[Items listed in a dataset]

# # #

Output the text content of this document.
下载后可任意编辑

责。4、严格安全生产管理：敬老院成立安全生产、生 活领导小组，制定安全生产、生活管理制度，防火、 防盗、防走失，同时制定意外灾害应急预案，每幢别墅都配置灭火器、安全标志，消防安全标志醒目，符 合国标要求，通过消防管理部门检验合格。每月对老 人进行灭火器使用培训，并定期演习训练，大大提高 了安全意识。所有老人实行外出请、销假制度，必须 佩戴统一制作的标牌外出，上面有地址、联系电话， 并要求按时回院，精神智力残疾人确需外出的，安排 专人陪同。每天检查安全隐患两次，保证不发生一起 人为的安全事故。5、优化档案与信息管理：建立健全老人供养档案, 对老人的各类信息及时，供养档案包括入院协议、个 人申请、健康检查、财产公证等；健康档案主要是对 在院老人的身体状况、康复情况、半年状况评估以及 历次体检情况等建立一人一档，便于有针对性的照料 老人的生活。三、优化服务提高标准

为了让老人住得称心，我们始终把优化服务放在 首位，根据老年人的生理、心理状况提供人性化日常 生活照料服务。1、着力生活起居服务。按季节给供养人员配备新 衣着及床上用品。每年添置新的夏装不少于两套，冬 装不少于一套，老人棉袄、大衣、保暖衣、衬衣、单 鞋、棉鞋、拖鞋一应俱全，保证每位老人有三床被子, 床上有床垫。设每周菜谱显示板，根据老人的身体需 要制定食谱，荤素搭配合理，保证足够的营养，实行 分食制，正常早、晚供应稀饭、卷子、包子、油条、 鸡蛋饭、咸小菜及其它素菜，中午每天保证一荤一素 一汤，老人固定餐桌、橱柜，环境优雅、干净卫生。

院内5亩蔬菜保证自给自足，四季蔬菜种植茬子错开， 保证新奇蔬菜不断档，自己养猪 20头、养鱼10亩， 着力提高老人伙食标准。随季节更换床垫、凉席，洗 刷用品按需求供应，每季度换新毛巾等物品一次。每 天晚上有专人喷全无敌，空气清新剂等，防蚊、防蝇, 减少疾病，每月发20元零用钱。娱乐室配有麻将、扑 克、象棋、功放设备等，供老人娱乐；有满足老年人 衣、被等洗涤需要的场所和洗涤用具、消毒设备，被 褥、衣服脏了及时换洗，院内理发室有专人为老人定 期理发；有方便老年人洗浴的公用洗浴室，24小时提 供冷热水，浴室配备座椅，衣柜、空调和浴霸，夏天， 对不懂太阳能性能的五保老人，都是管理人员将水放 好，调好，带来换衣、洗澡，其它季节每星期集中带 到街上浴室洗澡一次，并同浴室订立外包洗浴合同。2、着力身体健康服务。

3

# # #

• **Instructions for the task**:
In this exercise, repeat all entries exactly.

• **Right answer**:
Output the text content of this document.
下载后可任意编辑

责。4、严格安全生产管理：敬老院成立安全生产、生 活领导小组，制定安全生产、生活管理制度，防火、 防盗、防走失，同时制定意外灾害应急预案，每幢别墅都配置灭火器、安全标志，消防安全标志醒目，符 合国标要求，通过消防管理部门检验合格。每月对老 人进行灭火器使用培训，并定期演习训练，大大提高 了安全意识。所有老人实行外出请、销假制度，必须 佩戴统一制作的标牌外出，上面有地址、联系电话， 并要求按时回院，精神智力残疾人确需外出的，安排 专人陪同。每天检查安全隐患两次，保证不发生一起 人为的安全事故。5、优化档案与信息管理：建立健全老人供养档案, 对老人的各类信息及时，供养档案包括入院协议、个 人申请、健康检查、财产公证等；健康档案主要是对 在院老人的身体状况、康复情况、半年状况评估以及 历次体检情况等建立一人一档，便于有针对性的照料 老人的生活。三、优化服务提高标准

为了让老人住得称心，我们始终把优化服务放在 首位，根据老年人的生理、心理状况提供人性化日常 生活照料服务。1、着力生活起居服务。按季节给供养人员配备新 衣着及床上用品。每年添置新的夏装不少于两套，冬 装不少于一套，老人棉袄、大衣、保暖衣、衬衣、单 鞋、棉鞋、拖鞋一应俱全，保证每位老人有三床被子, 床上有床垫。设每周菜谱显示板，根据老人的身体需 要制定食谱，荤素搭配合理，保证足够的营养，实行 分食制，正常早、晚供应稀饭、卷子、包子、油条、 鸡蛋饭、咸小菜及其它素菜，中午每天保证一荤一素 一汤，老人固定餐桌、橱柜，环境优雅、干净卫生。

院内5亩蔬菜保证自给自足，四季蔬菜种植茬子错开， 保证新奇蔬菜不断档，自己养猪 20头、养鱼10亩， 着力提高老人伙食标准。随季节更换床垫、凉席，洗 刷用品按需求供应，每季度换新毛巾等物品一次。每 天晚上有专人喷全无敌，空气清新剂等，防蚊、防蝇, 减少疾病，每月发20元零用钱。娱乐室配有麻将、扑 克、象棋、功放设备等，供老人娱乐；有满足老年人 衣、被等洗涤需要的场所和洗涤用具、消毒设备，被 褥、衣服脏了及时换洗，院内理发室有专人为老人定 期理发；有方便老年人洗浴的公用洗浴室，24小时提 供冷热水，浴室配备座椅，衣柜、空调和浴霸，夏天， 对不懂太阳能性能的五保老人，都是管理人员将水放 好，调好，带来换衣、洗澡，其它季节每星期集中带 到街上浴室洗澡一次，并同浴室订立外包洗浴合同。2、着力身体健康服务。

3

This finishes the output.